> **What the task requires**
Scan the material for the word "legend", and copy each line where it shows up.

> **Data excerpts**
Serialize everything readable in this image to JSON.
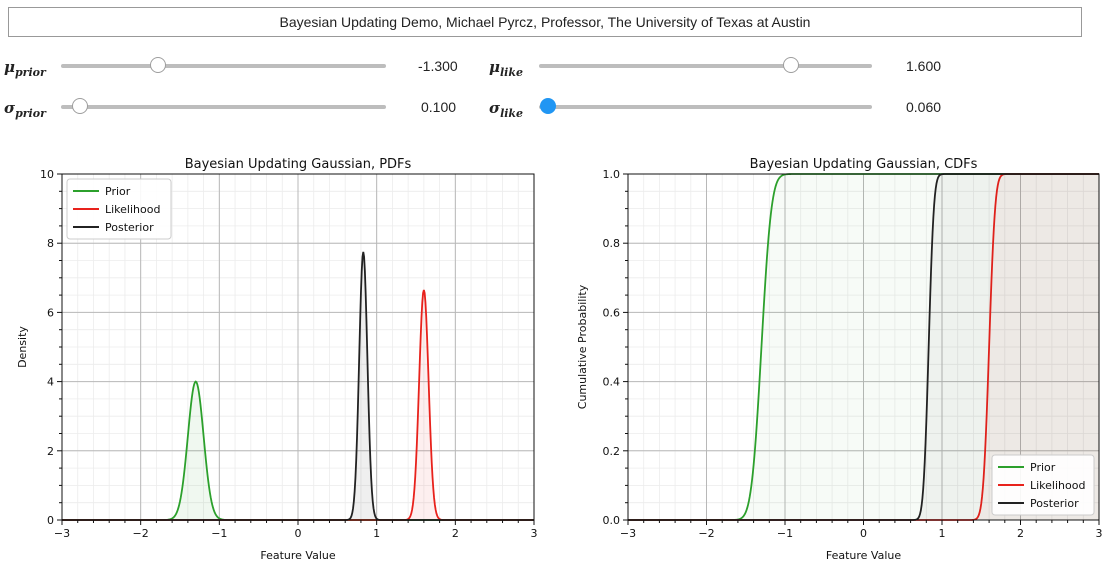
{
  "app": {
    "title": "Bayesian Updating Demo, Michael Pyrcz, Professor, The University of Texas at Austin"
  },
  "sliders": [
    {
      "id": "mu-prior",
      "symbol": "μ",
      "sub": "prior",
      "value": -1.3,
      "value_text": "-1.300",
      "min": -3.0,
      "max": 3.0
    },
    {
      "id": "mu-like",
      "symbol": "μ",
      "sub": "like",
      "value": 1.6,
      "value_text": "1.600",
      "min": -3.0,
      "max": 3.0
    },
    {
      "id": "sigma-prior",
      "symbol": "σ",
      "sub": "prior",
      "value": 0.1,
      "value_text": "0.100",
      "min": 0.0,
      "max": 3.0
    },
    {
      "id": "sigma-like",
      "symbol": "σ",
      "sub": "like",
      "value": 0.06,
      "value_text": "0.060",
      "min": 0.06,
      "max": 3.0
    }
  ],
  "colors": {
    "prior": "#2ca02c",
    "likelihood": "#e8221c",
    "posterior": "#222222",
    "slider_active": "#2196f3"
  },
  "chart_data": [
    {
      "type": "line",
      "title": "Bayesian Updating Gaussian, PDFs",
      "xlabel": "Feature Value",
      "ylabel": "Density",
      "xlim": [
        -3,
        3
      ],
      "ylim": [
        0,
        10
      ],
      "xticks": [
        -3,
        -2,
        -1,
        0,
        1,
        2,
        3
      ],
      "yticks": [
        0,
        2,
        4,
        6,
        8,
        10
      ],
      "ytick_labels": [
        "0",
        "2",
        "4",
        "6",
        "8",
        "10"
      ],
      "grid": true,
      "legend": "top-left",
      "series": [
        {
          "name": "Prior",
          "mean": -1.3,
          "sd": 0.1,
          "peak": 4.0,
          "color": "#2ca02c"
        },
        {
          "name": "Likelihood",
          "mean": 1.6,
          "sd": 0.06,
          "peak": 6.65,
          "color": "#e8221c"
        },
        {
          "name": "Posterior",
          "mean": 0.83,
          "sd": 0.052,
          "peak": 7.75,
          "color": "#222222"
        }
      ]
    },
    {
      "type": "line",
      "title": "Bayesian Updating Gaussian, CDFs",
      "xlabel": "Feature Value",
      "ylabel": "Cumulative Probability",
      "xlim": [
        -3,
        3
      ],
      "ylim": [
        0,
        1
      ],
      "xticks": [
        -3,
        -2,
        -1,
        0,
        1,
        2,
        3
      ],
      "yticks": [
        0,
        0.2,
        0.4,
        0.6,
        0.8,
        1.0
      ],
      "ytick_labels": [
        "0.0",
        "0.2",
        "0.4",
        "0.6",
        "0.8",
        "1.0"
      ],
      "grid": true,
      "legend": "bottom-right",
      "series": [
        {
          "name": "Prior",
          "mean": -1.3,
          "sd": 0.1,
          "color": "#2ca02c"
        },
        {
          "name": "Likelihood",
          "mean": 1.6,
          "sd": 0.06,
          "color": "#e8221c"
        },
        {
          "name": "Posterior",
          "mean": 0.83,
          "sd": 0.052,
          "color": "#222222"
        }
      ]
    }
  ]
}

--

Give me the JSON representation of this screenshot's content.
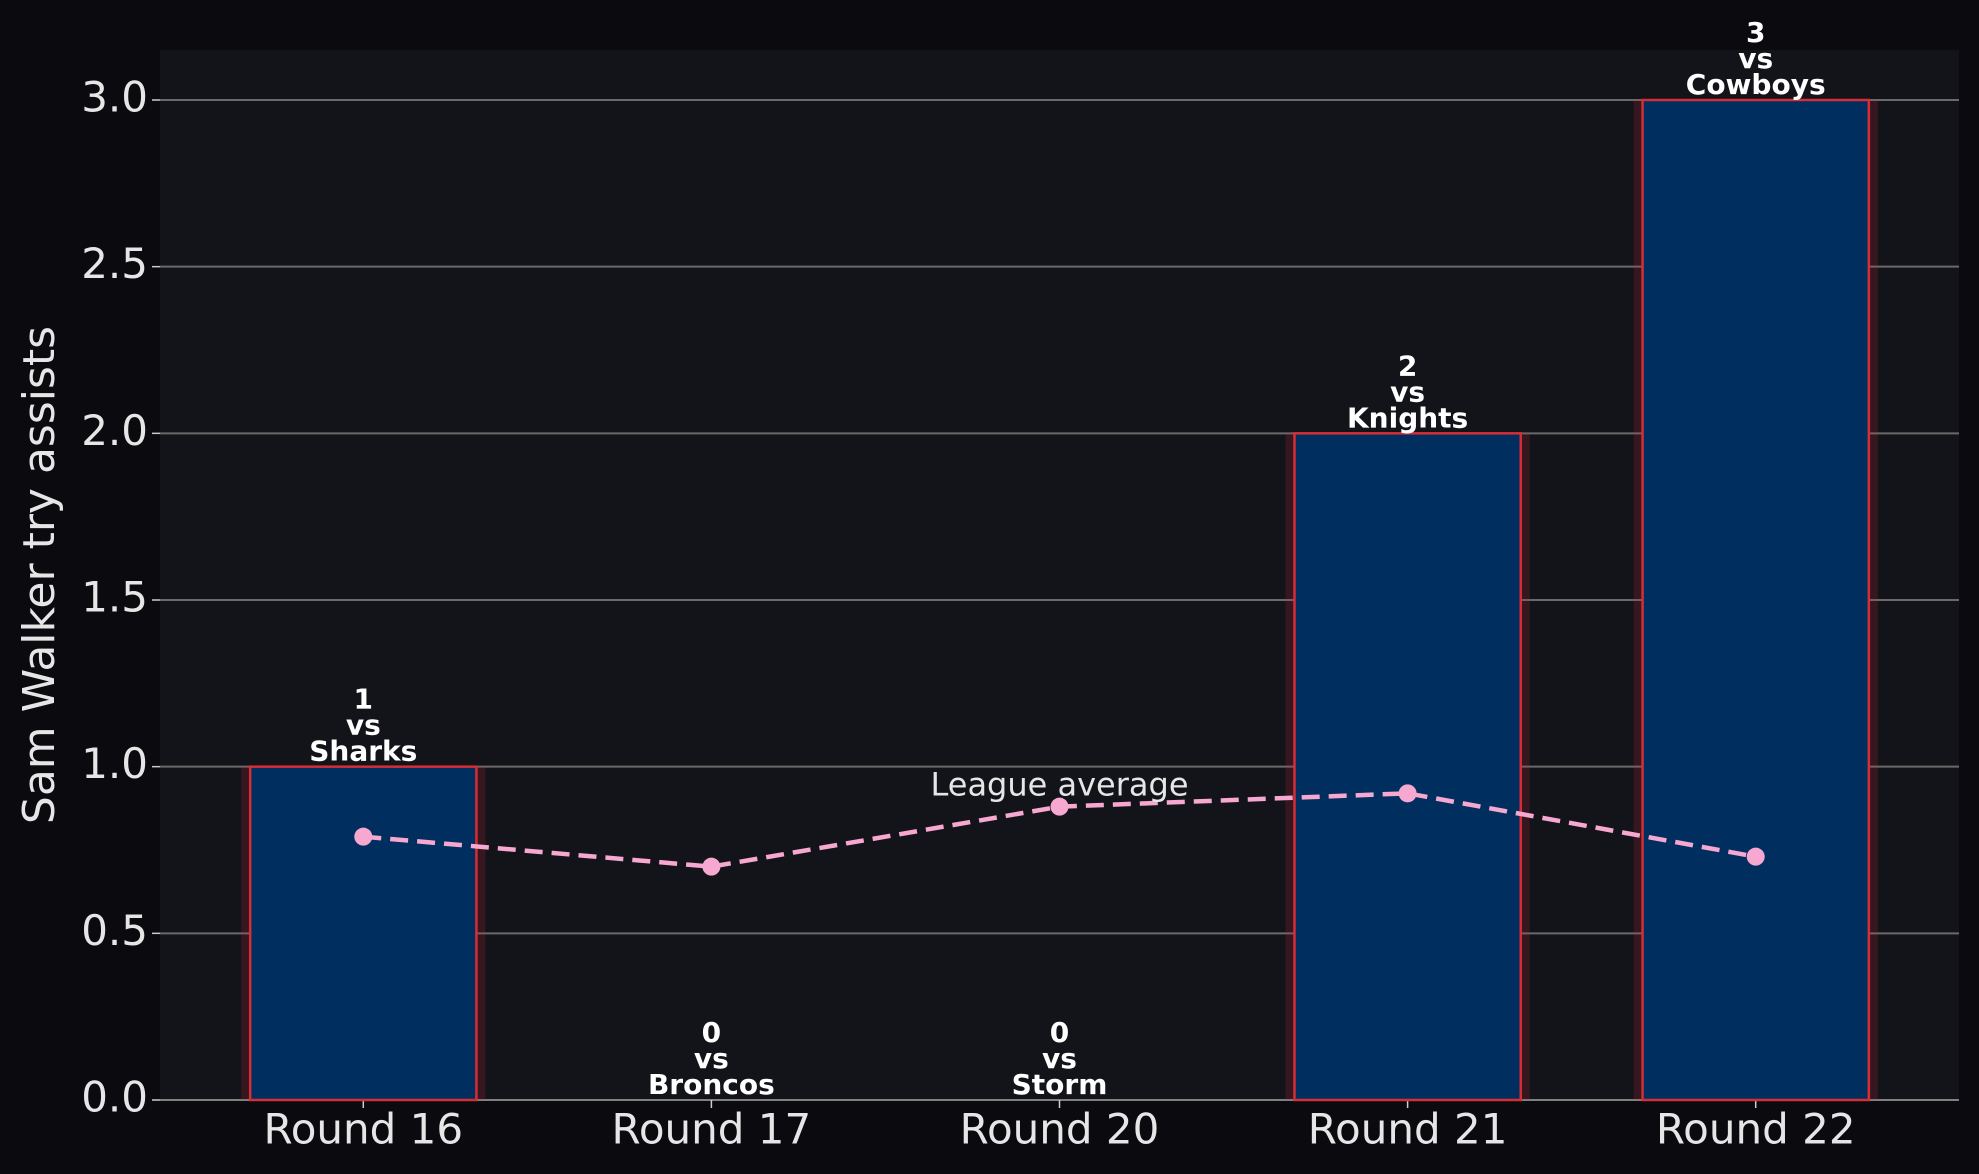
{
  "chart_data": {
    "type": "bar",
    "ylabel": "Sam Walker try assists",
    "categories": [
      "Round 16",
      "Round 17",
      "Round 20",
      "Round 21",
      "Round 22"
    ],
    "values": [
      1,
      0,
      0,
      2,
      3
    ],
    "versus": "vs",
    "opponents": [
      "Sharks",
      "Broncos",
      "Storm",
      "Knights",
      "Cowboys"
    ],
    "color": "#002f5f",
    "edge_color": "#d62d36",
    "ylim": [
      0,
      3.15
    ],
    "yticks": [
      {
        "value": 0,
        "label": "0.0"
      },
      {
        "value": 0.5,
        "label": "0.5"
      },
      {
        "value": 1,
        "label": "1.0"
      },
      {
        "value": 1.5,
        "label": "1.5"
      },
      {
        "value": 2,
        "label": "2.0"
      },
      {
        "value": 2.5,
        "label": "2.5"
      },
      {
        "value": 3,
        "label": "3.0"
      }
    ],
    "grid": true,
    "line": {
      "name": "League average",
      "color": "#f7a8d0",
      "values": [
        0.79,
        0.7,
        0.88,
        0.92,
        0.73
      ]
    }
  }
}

> **Result of the exercise**
      "legend": "top-left",
      "legend": "bottom-right",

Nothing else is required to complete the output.